### Material supplied

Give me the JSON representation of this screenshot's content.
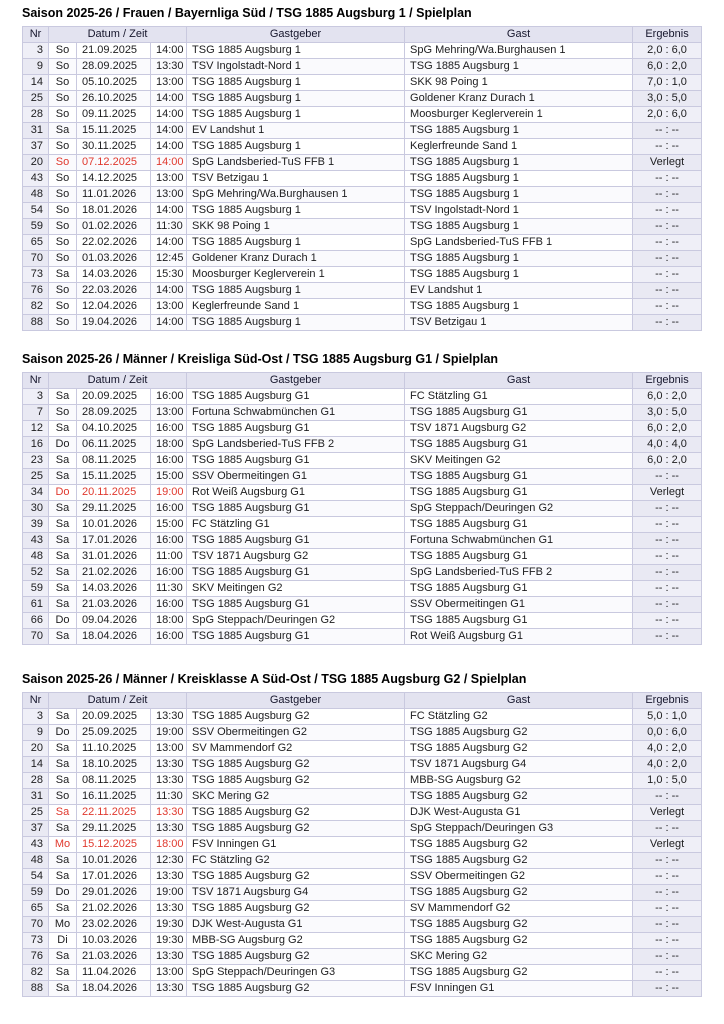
{
  "colors": {
    "header_bg": "#e3e3f0",
    "border": "#c9c9df",
    "accent_column_bg": "#efeff7",
    "text": "#1d1d1f",
    "postponed_red": "#e0392e"
  },
  "columns": {
    "nr": "Nr",
    "datum_zeit": "Datum / Zeit",
    "gastgeber": "Gastgeber",
    "gast": "Gast",
    "ergebnis": "Ergebnis"
  },
  "tables": [
    {
      "title": "Saison 2025-26 / Frauen / Bayernliga Süd / TSG 1885 Augsburg 1 / Spielplan",
      "rows": [
        {
          "nr": "3",
          "day": "So",
          "date": "21.09.2025",
          "time": "14:00",
          "home": "TSG 1885 Augsburg 1",
          "guest": "SpG Mehring/Wa.Burghausen 1",
          "result": "2,0 : 6,0",
          "highlight": false
        },
        {
          "nr": "9",
          "day": "So",
          "date": "28.09.2025",
          "time": "13:30",
          "home": "TSV Ingolstadt-Nord 1",
          "guest": "TSG 1885 Augsburg 1",
          "result": "6,0 : 2,0",
          "highlight": false
        },
        {
          "nr": "14",
          "day": "So",
          "date": "05.10.2025",
          "time": "13:00",
          "home": "TSG 1885 Augsburg 1",
          "guest": "SKK 98 Poing 1",
          "result": "7,0 : 1,0",
          "highlight": false
        },
        {
          "nr": "25",
          "day": "So",
          "date": "26.10.2025",
          "time": "14:00",
          "home": "TSG 1885 Augsburg 1",
          "guest": "Goldener Kranz Durach 1",
          "result": "3,0 : 5,0",
          "highlight": false
        },
        {
          "nr": "28",
          "day": "So",
          "date": "09.11.2025",
          "time": "14:00",
          "home": "TSG 1885 Augsburg 1",
          "guest": "Moosburger Keglerverein 1",
          "result": "2,0 : 6,0",
          "highlight": false
        },
        {
          "nr": "31",
          "day": "Sa",
          "date": "15.11.2025",
          "time": "14:00",
          "home": "EV Landshut 1",
          "guest": "TSG 1885 Augsburg 1",
          "result": "-- : --",
          "highlight": false
        },
        {
          "nr": "37",
          "day": "So",
          "date": "30.11.2025",
          "time": "14:00",
          "home": "TSG 1885 Augsburg 1",
          "guest": "Keglerfreunde Sand 1",
          "result": "-- : --",
          "highlight": false
        },
        {
          "nr": "20",
          "day": "So",
          "date": "07.12.2025",
          "time": "14:00",
          "home": "SpG Landsberied-TuS FFB 1",
          "guest": "TSG 1885 Augsburg 1",
          "result": "Verlegt",
          "highlight": true
        },
        {
          "nr": "43",
          "day": "So",
          "date": "14.12.2025",
          "time": "13:00",
          "home": "TSV Betzigau 1",
          "guest": "TSG 1885 Augsburg 1",
          "result": "-- : --",
          "highlight": false
        },
        {
          "nr": "48",
          "day": "So",
          "date": "11.01.2026",
          "time": "13:00",
          "home": "SpG Mehring/Wa.Burghausen 1",
          "guest": "TSG 1885 Augsburg 1",
          "result": "-- : --",
          "highlight": false
        },
        {
          "nr": "54",
          "day": "So",
          "date": "18.01.2026",
          "time": "14:00",
          "home": "TSG 1885 Augsburg 1",
          "guest": "TSV Ingolstadt-Nord 1",
          "result": "-- : --",
          "highlight": false
        },
        {
          "nr": "59",
          "day": "So",
          "date": "01.02.2026",
          "time": "11:30",
          "home": "SKK 98 Poing 1",
          "guest": "TSG 1885 Augsburg 1",
          "result": "-- : --",
          "highlight": false
        },
        {
          "nr": "65",
          "day": "So",
          "date": "22.02.2026",
          "time": "14:00",
          "home": "TSG 1885 Augsburg 1",
          "guest": "SpG Landsberied-TuS FFB 1",
          "result": "-- : --",
          "highlight": false
        },
        {
          "nr": "70",
          "day": "So",
          "date": "01.03.2026",
          "time": "12:45",
          "home": "Goldener Kranz Durach 1",
          "guest": "TSG 1885 Augsburg 1",
          "result": "-- : --",
          "highlight": false
        },
        {
          "nr": "73",
          "day": "Sa",
          "date": "14.03.2026",
          "time": "15:30",
          "home": "Moosburger Keglerverein 1",
          "guest": "TSG 1885 Augsburg 1",
          "result": "-- : --",
          "highlight": false
        },
        {
          "nr": "76",
          "day": "So",
          "date": "22.03.2026",
          "time": "14:00",
          "home": "TSG 1885 Augsburg 1",
          "guest": "EV Landshut 1",
          "result": "-- : --",
          "highlight": false
        },
        {
          "nr": "82",
          "day": "So",
          "date": "12.04.2026",
          "time": "13:00",
          "home": "Keglerfreunde Sand 1",
          "guest": "TSG 1885 Augsburg 1",
          "result": "-- : --",
          "highlight": false
        },
        {
          "nr": "88",
          "day": "So",
          "date": "19.04.2026",
          "time": "14:00",
          "home": "TSG 1885 Augsburg 1",
          "guest": "TSV Betzigau 1",
          "result": "-- : --",
          "highlight": false
        }
      ]
    },
    {
      "title": "Saison 2025-26 / Männer / Kreisliga Süd-Ost / TSG 1885 Augsburg G1 / Spielplan",
      "rows": [
        {
          "nr": "3",
          "day": "Sa",
          "date": "20.09.2025",
          "time": "16:00",
          "home": "TSG 1885 Augsburg G1",
          "guest": "FC Stätzling G1",
          "result": "6,0 : 2,0",
          "highlight": false
        },
        {
          "nr": "7",
          "day": "So",
          "date": "28.09.2025",
          "time": "13:00",
          "home": "Fortuna Schwabmünchen G1",
          "guest": "TSG 1885 Augsburg G1",
          "result": "3,0 : 5,0",
          "highlight": false
        },
        {
          "nr": "12",
          "day": "Sa",
          "date": "04.10.2025",
          "time": "16:00",
          "home": "TSG 1885 Augsburg G1",
          "guest": "TSV 1871 Augsburg G2",
          "result": "6,0 : 2,0",
          "highlight": false
        },
        {
          "nr": "16",
          "day": "Do",
          "date": "06.11.2025",
          "time": "18:00",
          "home": "SpG Landsberied-TuS FFB 2",
          "guest": "TSG 1885 Augsburg G1",
          "result": "4,0 : 4,0",
          "highlight": false
        },
        {
          "nr": "23",
          "day": "Sa",
          "date": "08.11.2025",
          "time": "16:00",
          "home": "TSG 1885 Augsburg G1",
          "guest": "SKV Meitingen G2",
          "result": "6,0 : 2,0",
          "highlight": false
        },
        {
          "nr": "25",
          "day": "Sa",
          "date": "15.11.2025",
          "time": "15:00",
          "home": "SSV Obermeitingen G1",
          "guest": "TSG 1885 Augsburg G1",
          "result": "-- : --",
          "highlight": false
        },
        {
          "nr": "34",
          "day": "Do",
          "date": "20.11.2025",
          "time": "19:00",
          "home": "Rot Weiß Augsburg G1",
          "guest": "TSG 1885 Augsburg G1",
          "result": "Verlegt",
          "highlight": true
        },
        {
          "nr": "30",
          "day": "Sa",
          "date": "29.11.2025",
          "time": "16:00",
          "home": "TSG 1885 Augsburg G1",
          "guest": "SpG Steppach/Deuringen G2",
          "result": "-- : --",
          "highlight": false
        },
        {
          "nr": "39",
          "day": "Sa",
          "date": "10.01.2026",
          "time": "15:00",
          "home": "FC Stätzling G1",
          "guest": "TSG 1885 Augsburg G1",
          "result": "-- : --",
          "highlight": false
        },
        {
          "nr": "43",
          "day": "Sa",
          "date": "17.01.2026",
          "time": "16:00",
          "home": "TSG 1885 Augsburg G1",
          "guest": "Fortuna Schwabmünchen G1",
          "result": "-- : --",
          "highlight": false
        },
        {
          "nr": "48",
          "day": "Sa",
          "date": "31.01.2026",
          "time": "11:00",
          "home": "TSV 1871 Augsburg G2",
          "guest": "TSG 1885 Augsburg G1",
          "result": "-- : --",
          "highlight": false
        },
        {
          "nr": "52",
          "day": "Sa",
          "date": "21.02.2026",
          "time": "16:00",
          "home": "TSG 1885 Augsburg G1",
          "guest": "SpG Landsberied-TuS FFB 2",
          "result": "-- : --",
          "highlight": false
        },
        {
          "nr": "59",
          "day": "Sa",
          "date": "14.03.2026",
          "time": "11:30",
          "home": "SKV Meitingen G2",
          "guest": "TSG 1885 Augsburg G1",
          "result": "-- : --",
          "highlight": false
        },
        {
          "nr": "61",
          "day": "Sa",
          "date": "21.03.2026",
          "time": "16:00",
          "home": "TSG 1885 Augsburg G1",
          "guest": "SSV Obermeitingen G1",
          "result": "-- : --",
          "highlight": false
        },
        {
          "nr": "66",
          "day": "Do",
          "date": "09.04.2026",
          "time": "18:00",
          "home": "SpG Steppach/Deuringen G2",
          "guest": "TSG 1885 Augsburg G1",
          "result": "-- : --",
          "highlight": false
        },
        {
          "nr": "70",
          "day": "Sa",
          "date": "18.04.2026",
          "time": "16:00",
          "home": "TSG 1885 Augsburg G1",
          "guest": "Rot Weiß Augsburg G1",
          "result": "-- : --",
          "highlight": false
        }
      ]
    },
    {
      "title": "Saison 2025-26 / Männer / Kreisklasse A Süd-Ost / TSG 1885 Augsburg G2 / Spielplan",
      "rows": [
        {
          "nr": "3",
          "day": "Sa",
          "date": "20.09.2025",
          "time": "13:30",
          "home": "TSG 1885 Augsburg G2",
          "guest": "FC Stätzling G2",
          "result": "5,0 : 1,0",
          "highlight": false
        },
        {
          "nr": "9",
          "day": "Do",
          "date": "25.09.2025",
          "time": "19:00",
          "home": "SSV Obermeitingen G2",
          "guest": "TSG 1885 Augsburg G2",
          "result": "0,0 : 6,0",
          "highlight": false
        },
        {
          "nr": "20",
          "day": "Sa",
          "date": "11.10.2025",
          "time": "13:00",
          "home": "SV Mammendorf G2",
          "guest": "TSG 1885 Augsburg G2",
          "result": "4,0 : 2,0",
          "highlight": false
        },
        {
          "nr": "14",
          "day": "Sa",
          "date": "18.10.2025",
          "time": "13:30",
          "home": "TSG 1885 Augsburg G2",
          "guest": "TSV 1871 Augsburg G4",
          "result": "4,0 : 2,0",
          "highlight": false
        },
        {
          "nr": "28",
          "day": "Sa",
          "date": "08.11.2025",
          "time": "13:30",
          "home": "TSG 1885 Augsburg G2",
          "guest": "MBB-SG Augsburg G2",
          "result": "1,0 : 5,0",
          "highlight": false
        },
        {
          "nr": "31",
          "day": "So",
          "date": "16.11.2025",
          "time": "11:30",
          "home": "SKC Mering G2",
          "guest": "TSG 1885 Augsburg G2",
          "result": "-- : --",
          "highlight": false
        },
        {
          "nr": "25",
          "day": "Sa",
          "date": "22.11.2025",
          "time": "13:30",
          "home": "TSG 1885 Augsburg G2",
          "guest": "DJK West-Augusta G1",
          "result": "Verlegt",
          "highlight": true
        },
        {
          "nr": "37",
          "day": "Sa",
          "date": "29.11.2025",
          "time": "13:30",
          "home": "TSG 1885 Augsburg G2",
          "guest": "SpG Steppach/Deuringen G3",
          "result": "-- : --",
          "highlight": false
        },
        {
          "nr": "43",
          "day": "Mo",
          "date": "15.12.2025",
          "time": "18:00",
          "home": "FSV Inningen G1",
          "guest": "TSG 1885 Augsburg G2",
          "result": "Verlegt",
          "highlight": true
        },
        {
          "nr": "48",
          "day": "Sa",
          "date": "10.01.2026",
          "time": "12:30",
          "home": "FC Stätzling G2",
          "guest": "TSG 1885 Augsburg G2",
          "result": "-- : --",
          "highlight": false
        },
        {
          "nr": "54",
          "day": "Sa",
          "date": "17.01.2026",
          "time": "13:30",
          "home": "TSG 1885 Augsburg G2",
          "guest": "SSV Obermeitingen G2",
          "result": "-- : --",
          "highlight": false
        },
        {
          "nr": "59",
          "day": "Do",
          "date": "29.01.2026",
          "time": "19:00",
          "home": "TSV 1871 Augsburg G4",
          "guest": "TSG 1885 Augsburg G2",
          "result": "-- : --",
          "highlight": false
        },
        {
          "nr": "65",
          "day": "Sa",
          "date": "21.02.2026",
          "time": "13:30",
          "home": "TSG 1885 Augsburg G2",
          "guest": "SV Mammendorf G2",
          "result": "-- : --",
          "highlight": false
        },
        {
          "nr": "70",
          "day": "Mo",
          "date": "23.02.2026",
          "time": "19:30",
          "home": "DJK West-Augusta G1",
          "guest": "TSG 1885 Augsburg G2",
          "result": "-- : --",
          "highlight": false
        },
        {
          "nr": "73",
          "day": "Di",
          "date": "10.03.2026",
          "time": "19:30",
          "home": "MBB-SG Augsburg G2",
          "guest": "TSG 1885 Augsburg G2",
          "result": "-- : --",
          "highlight": false
        },
        {
          "nr": "76",
          "day": "Sa",
          "date": "21.03.2026",
          "time": "13:30",
          "home": "TSG 1885 Augsburg G2",
          "guest": "SKC Mering G2",
          "result": "-- : --",
          "highlight": false
        },
        {
          "nr": "82",
          "day": "Sa",
          "date": "11.04.2026",
          "time": "13:00",
          "home": "SpG Steppach/Deuringen G3",
          "guest": "TSG 1885 Augsburg G2",
          "result": "-- : --",
          "highlight": false
        },
        {
          "nr": "88",
          "day": "Sa",
          "date": "18.04.2026",
          "time": "13:30",
          "home": "TSG 1885 Augsburg G2",
          "guest": "FSV Inningen G1",
          "result": "-- : --",
          "highlight": false
        }
      ]
    }
  ]
}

######

Provide only the count of lines in the data above that include the string "Goldener".

2